ACTIVITY
Set down each entry below exactly as written, keeping the pictures out.

--- SUPPLIED MATERIAL ---

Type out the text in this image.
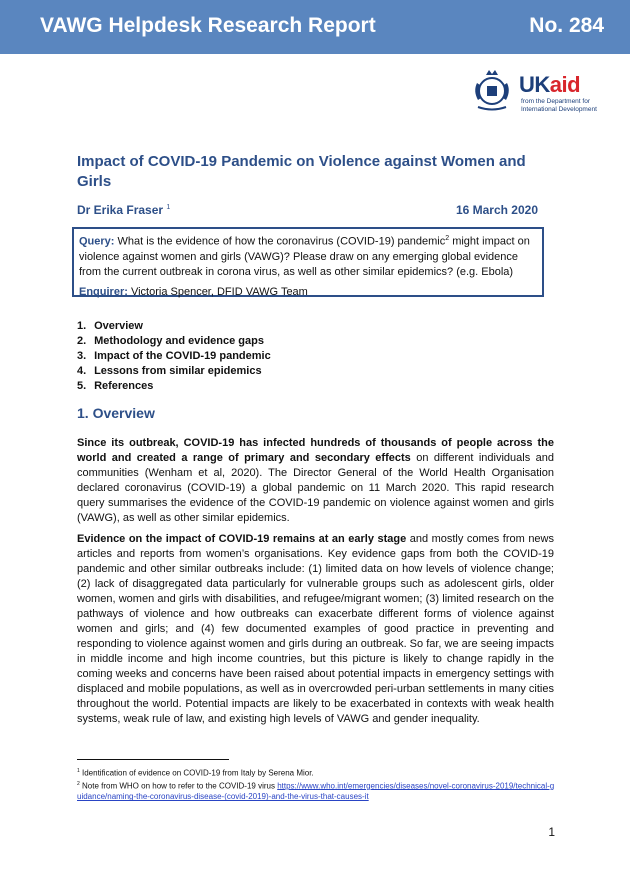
VAWG Helpdesk Research Report	No. 284
UKaid
from the Department for International Development
Impact of COVID-19 Pandemic on Violence against Women and Girls
Dr Erika Fraser $^1$	16 March 2020

Query: What is the evidence of how the coronavirus (COVID-19) pandemic$^2$ might impact on violence against women and girls (VAWG)? Please draw on any emerging global evidence from the current outbreak in corona virus, as well as other similar epidemics? (e.g. Ebola)

Enquirer: Victoria Spencer, DFID VAWG Team

1. Overview
2. Methodology and evidence gaps
3. Impact of the COVID-19 pandemic
4. Lessons from similar epidemics
5. References
1. Overview

Since its outbreak, COVID-19 has infected hundreds of thousands of people across the world and created a range of primary and secondary effects on different individuals and communities (Wenham et al, 2020). The Director General of the World Health Organisation declared coronavirus (COVID-19) a global pandemic on 11 March 2020. This rapid research query summarises the evidence of the COVID-19 pandemic on violence against women and girls (VAWG), as well as other similar epidemics.

Evidence on the impact of COVID-19 remains at an early stage and mostly comes from news articles and reports from women’s organisations. Key evidence gaps from both the COVID-19 pandemic and other similar outbreaks include: (1) limited data on how levels of violence change; (2) lack of disaggregated data particularly for vulnerable groups such as adolescent girls, older women, women and girls with disabilities, and refugee/migrant women; (3) limited research on the pathways of violence and how outbreaks can exacerbate different forms of violence against women and girls; and (4) few documented examples of good practice in preventing and responding to violence against women and girls during an outbreak. So far, we are seeing impacts in middle income and high income countries, but this picture is likely to change rapidly in the coming weeks and concerns have been raised about potential impacts in emergency settings with displaced and mobile populations, as well as in overcrowded peri-urban settlements in many cities throughout the world. Potential impacts are likely to be exacerbated in contexts with weak health systems, weak rule of law, and existing high levels of VAWG and gender inequality.

$^1$ Identification of evidence on COVID-19 from Italy by Serena Mior.

$^2$ Note from WHO on how to refer to the COVID-19 virus https://www.who.int/emergencies/diseases/novel-coronavirus-2019/technical-guidance/naming-the-coronavirus-disease-(covid-2019)-and-the-virus-that-causes-it

1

---

SOLUTION TO THE PROBLEM
Type out the text in this image.
VAWG Helpdesk Research Report	No. 284
UKaid
from the Department for International Development
Impact of COVID-19 Pandemic on Violence against Women and Girls
Dr Erika Fraser $^1$	16 March 2020

Query: What is the evidence of how the coronavirus (COVID-19) pandemic$^2$ might impact on violence against women and girls (VAWG)? Please draw on any emerging global evidence from the current outbreak in corona virus, as well as other similar epidemics? (e.g. Ebola)

Enquirer: Victoria Spencer, DFID VAWG Team

1. Overview
2. Methodology and evidence gaps
3. Impact of the COVID-19 pandemic
4. Lessons from similar epidemics
5. References
1. Overview

Since its outbreak, COVID-19 has infected hundreds of thousands of people across the world and created a range of primary and secondary effects on different individuals and communities (Wenham et al, 2020). The Director General of the World Health Organisation declared coronavirus (COVID-19) a global pandemic on 11 March 2020. This rapid research query summarises the evidence of the COVID-19 pandemic on violence against women and girls (VAWG), as well as other similar epidemics.

Evidence on the impact of COVID-19 remains at an early stage and mostly comes from news articles and reports from women’s organisations. Key evidence gaps from both the COVID-19 pandemic and other similar outbreaks include: (1) limited data on how levels of violence change; (2) lack of disaggregated data particularly for vulnerable groups such as adolescent girls, older women, women and girls with disabilities, and refugee/migrant women; (3) limited research on the pathways of violence and how outbreaks can exacerbate different forms of violence against women and girls; and (4) few documented examples of good practice in preventing and responding to violence against women and girls during an outbreak. So far, we are seeing impacts in middle income and high income countries, but this picture is likely to change rapidly in the coming weeks and concerns have been raised about potential impacts in emergency settings with displaced and mobile populations, as well as in overcrowded peri-urban settlements in many cities throughout the world. Potential impacts are likely to be exacerbated in contexts with weak health systems, weak rule of law, and existing high levels of VAWG and gender inequality.

$^1$ Identification of evidence on COVID-19 from Italy by Serena Mior.

$^2$ Note from WHO on how to refer to the COVID-19 virus https://www.who.int/emergencies/diseases/novel-coronavirus-2019/technical-guidance/naming-the-coronavirus-disease-(covid-2019)-and-the-virus-that-causes-it

1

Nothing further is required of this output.